## Stated problem
Write out every line of the material exactly as it appears.

## Records for this task
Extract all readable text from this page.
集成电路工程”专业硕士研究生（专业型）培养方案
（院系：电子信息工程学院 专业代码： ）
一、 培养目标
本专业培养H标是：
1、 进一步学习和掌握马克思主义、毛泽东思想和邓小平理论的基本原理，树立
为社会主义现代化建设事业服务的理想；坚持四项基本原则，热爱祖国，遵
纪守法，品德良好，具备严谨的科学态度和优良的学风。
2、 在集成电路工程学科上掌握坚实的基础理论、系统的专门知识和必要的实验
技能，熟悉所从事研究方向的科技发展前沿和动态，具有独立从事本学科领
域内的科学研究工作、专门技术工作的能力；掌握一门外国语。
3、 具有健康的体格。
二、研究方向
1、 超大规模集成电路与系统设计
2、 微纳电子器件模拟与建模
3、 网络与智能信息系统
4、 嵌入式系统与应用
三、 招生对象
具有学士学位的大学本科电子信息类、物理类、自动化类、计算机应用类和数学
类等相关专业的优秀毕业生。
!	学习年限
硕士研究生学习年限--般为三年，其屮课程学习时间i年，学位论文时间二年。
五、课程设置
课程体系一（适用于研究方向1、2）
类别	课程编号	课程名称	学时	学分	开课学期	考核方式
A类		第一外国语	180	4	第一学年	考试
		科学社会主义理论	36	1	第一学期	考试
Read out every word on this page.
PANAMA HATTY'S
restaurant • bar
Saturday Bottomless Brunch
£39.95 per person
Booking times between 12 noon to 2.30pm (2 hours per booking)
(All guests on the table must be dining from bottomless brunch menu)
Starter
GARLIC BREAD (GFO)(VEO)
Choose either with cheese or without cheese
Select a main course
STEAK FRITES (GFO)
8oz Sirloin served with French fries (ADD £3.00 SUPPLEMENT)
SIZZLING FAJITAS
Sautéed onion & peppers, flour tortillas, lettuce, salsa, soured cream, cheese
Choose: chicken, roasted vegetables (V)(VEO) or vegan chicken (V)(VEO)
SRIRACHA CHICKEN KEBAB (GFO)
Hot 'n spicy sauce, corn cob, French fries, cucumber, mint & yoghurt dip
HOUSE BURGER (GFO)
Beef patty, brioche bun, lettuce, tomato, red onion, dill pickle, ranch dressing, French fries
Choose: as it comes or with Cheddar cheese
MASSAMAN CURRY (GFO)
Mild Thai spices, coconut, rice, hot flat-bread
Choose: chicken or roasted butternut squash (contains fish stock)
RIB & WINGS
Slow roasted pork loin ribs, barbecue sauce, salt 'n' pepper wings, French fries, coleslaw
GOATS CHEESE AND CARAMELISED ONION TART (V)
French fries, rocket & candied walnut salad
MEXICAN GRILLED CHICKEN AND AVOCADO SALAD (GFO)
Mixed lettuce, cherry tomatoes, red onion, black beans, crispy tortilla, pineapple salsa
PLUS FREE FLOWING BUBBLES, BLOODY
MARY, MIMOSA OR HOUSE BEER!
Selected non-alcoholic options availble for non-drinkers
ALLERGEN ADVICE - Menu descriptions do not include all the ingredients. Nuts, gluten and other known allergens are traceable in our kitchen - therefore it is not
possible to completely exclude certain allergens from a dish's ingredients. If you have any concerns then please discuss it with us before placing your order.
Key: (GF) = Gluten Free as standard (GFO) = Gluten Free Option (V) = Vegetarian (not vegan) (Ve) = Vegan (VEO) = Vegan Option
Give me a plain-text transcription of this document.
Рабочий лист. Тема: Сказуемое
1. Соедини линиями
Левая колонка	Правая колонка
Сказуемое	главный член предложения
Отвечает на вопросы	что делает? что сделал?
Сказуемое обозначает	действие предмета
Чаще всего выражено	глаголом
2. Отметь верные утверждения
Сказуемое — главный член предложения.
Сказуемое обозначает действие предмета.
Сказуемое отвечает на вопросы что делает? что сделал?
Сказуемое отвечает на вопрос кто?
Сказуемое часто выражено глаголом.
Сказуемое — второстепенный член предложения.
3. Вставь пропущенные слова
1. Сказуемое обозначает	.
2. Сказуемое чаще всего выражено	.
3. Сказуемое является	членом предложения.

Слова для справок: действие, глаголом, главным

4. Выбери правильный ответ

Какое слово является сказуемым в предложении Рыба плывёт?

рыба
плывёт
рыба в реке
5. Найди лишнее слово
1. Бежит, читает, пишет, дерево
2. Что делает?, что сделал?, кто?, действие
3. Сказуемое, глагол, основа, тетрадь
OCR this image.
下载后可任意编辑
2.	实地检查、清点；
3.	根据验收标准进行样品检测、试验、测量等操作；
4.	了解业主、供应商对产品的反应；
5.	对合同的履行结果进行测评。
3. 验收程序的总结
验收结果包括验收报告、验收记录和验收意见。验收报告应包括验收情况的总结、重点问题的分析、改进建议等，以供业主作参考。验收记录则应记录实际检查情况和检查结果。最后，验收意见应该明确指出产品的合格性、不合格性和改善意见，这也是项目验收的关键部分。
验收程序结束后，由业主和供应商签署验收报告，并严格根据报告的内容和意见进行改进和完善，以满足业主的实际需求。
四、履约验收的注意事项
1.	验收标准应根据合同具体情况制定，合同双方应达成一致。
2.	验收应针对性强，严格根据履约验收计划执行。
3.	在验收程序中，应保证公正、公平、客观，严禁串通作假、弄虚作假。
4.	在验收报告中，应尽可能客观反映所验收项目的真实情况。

## The solution
Extract all readable text from this page.
集成电路工程”专业硕士研究生（专业型）培养方案
（院系：电子信息工程学院 专业代码： ）
一、 培养目标
本专业培养H标是：
1、 进一步学习和掌握马克思主义、毛泽东思想和邓小平理论的基本原理，树立
为社会主义现代化建设事业服务的理想；坚持四项基本原则，热爱祖国，遵
纪守法，品德良好，具备严谨的科学态度和优良的学风。
2、 在集成电路工程学科上掌握坚实的基础理论、系统的专门知识和必要的实验
技能，熟悉所从事研究方向的科技发展前沿和动态，具有独立从事本学科领
域内的科学研究工作、专门技术工作的能力；掌握一门外国语。
3、 具有健康的体格。
二、研究方向
1、 超大规模集成电路与系统设计
2、 微纳电子器件模拟与建模
3、 网络与智能信息系统
4、 嵌入式系统与应用
三、 招生对象
具有学士学位的大学本科电子信息类、物理类、自动化类、计算机应用类和数学
类等相关专业的优秀毕业生。
!	学习年限
硕士研究生学习年限--般为三年，其屮课程学习时间i年，学位论文时间二年。
五、课程设置
课程体系一（适用于研究方向1、2）
类别	课程编号	课程名称	学时	学分	开课学期	考核方式
A类		第一外国语	180	4	第一学年	考试
		科学社会主义理论	36	1	第一学期	考试
Read out every word on this page.
PANAMA HATTY'S
restaurant • bar
Saturday Bottomless Brunch
£39.95 per person
Booking times between 12 noon to 2.30pm (2 hours per booking)
(All guests on the table must be dining from bottomless brunch menu)
Starter
GARLIC BREAD (GFO)(VEO)
Choose either with cheese or without cheese
Select a main course
STEAK FRITES (GFO)
8oz Sirloin served with French fries (ADD £3.00 SUPPLEMENT)
SIZZLING FAJITAS
Sautéed onion & peppers, flour tortillas, lettuce, salsa, soured cream, cheese
Choose: chicken, roasted vegetables (V)(VEO) or vegan chicken (V)(VEO)
SRIRACHA CHICKEN KEBAB (GFO)
Hot 'n spicy sauce, corn cob, French fries, cucumber, mint & yoghurt dip
HOUSE BURGER (GFO)
Beef patty, brioche bun, lettuce, tomato, red onion, dill pickle, ranch dressing, French fries
Choose: as it comes or with Cheddar cheese
MASSAMAN CURRY (GFO)
Mild Thai spices, coconut, rice, hot flat-bread
Choose: chicken or roasted butternut squash (contains fish stock)
RIB & WINGS
Slow roasted pork loin ribs, barbecue sauce, salt 'n' pepper wings, French fries, coleslaw
GOATS CHEESE AND CARAMELISED ONION TART (V)
French fries, rocket & candied walnut salad
MEXICAN GRILLED CHICKEN AND AVOCADO SALAD (GFO)
Mixed lettuce, cherry tomatoes, red onion, black beans, crispy tortilla, pineapple salsa
PLUS FREE FLOWING BUBBLES, BLOODY
MARY, MIMOSA OR HOUSE BEER!
Selected non-alcoholic options availble for non-drinkers
ALLERGEN ADVICE - Menu descriptions do not include all the ingredients. Nuts, gluten and other known allergens are traceable in our kitchen - therefore it is not
possible to completely exclude certain allergens from a dish's ingredients. If you have any concerns then please discuss it with us before placing your order.
Key: (GF) = Gluten Free as standard (GFO) = Gluten Free Option (V) = Vegetarian (not vegan) (Ve) = Vegan (VEO) = Vegan Option
Give me a plain-text transcription of this document.
Рабочий лист. Тема: Сказуемое
1. Соедини линиями
Левая колонка	Правая колонка
Сказуемое	главный член предложения
Отвечает на вопросы	что делает? что сделал?
Сказуемое обозначает	действие предмета
Чаще всего выражено	глаголом
2. Отметь верные утверждения
Сказуемое — главный член предложения.
Сказуемое обозначает действие предмета.
Сказуемое отвечает на вопросы что делает? что сделал?
Сказуемое отвечает на вопрос кто?
Сказуемое часто выражено глаголом.
Сказуемое — второстепенный член предложения.
3. Вставь пропущенные слова
1. Сказуемое обозначает	.
2. Сказуемое чаще всего выражено	.
3. Сказуемое является	членом предложения.

Слова для справок: действие, глаголом, главным

4. Выбери правильный ответ

Какое слово является сказуемым в предложении Рыба плывёт?

рыба
плывёт
рыба в реке
5. Найди лишнее слово
1. Бежит, читает, пишет, дерево
2. Что делает?, что сделал?, кто?, действие
3. Сказуемое, глагол, основа, тетрадь
OCR this image.
下载后可任意编辑
2.	实地检查、清点；
3.	根据验收标准进行样品检测、试验、测量等操作；
4.	了解业主、供应商对产品的反应；
5.	对合同的履行结果进行测评。
3. 验收程序的总结
验收结果包括验收报告、验收记录和验收意见。验收报告应包括验收情况的总结、重点问题的分析、改进建议等，以供业主作参考。验收记录则应记录实际检查情况和检查结果。最后，验收意见应该明确指出产品的合格性、不合格性和改善意见，这也是项目验收的关键部分。
验收程序结束后，由业主和供应商签署验收报告，并严格根据报告的内容和意见进行改进和完善，以满足业主的实际需求。
四、履约验收的注意事项
1.	验收标准应根据合同具体情况制定，合同双方应达成一致。
2.	验收应针对性强，严格根据履约验收计划执行。
3.	在验收程序中，应保证公正、公平、客观，严禁串通作假、弄虚作假。
4.	在验收报告中，应尽可能客观反映所验收项目的真实情况。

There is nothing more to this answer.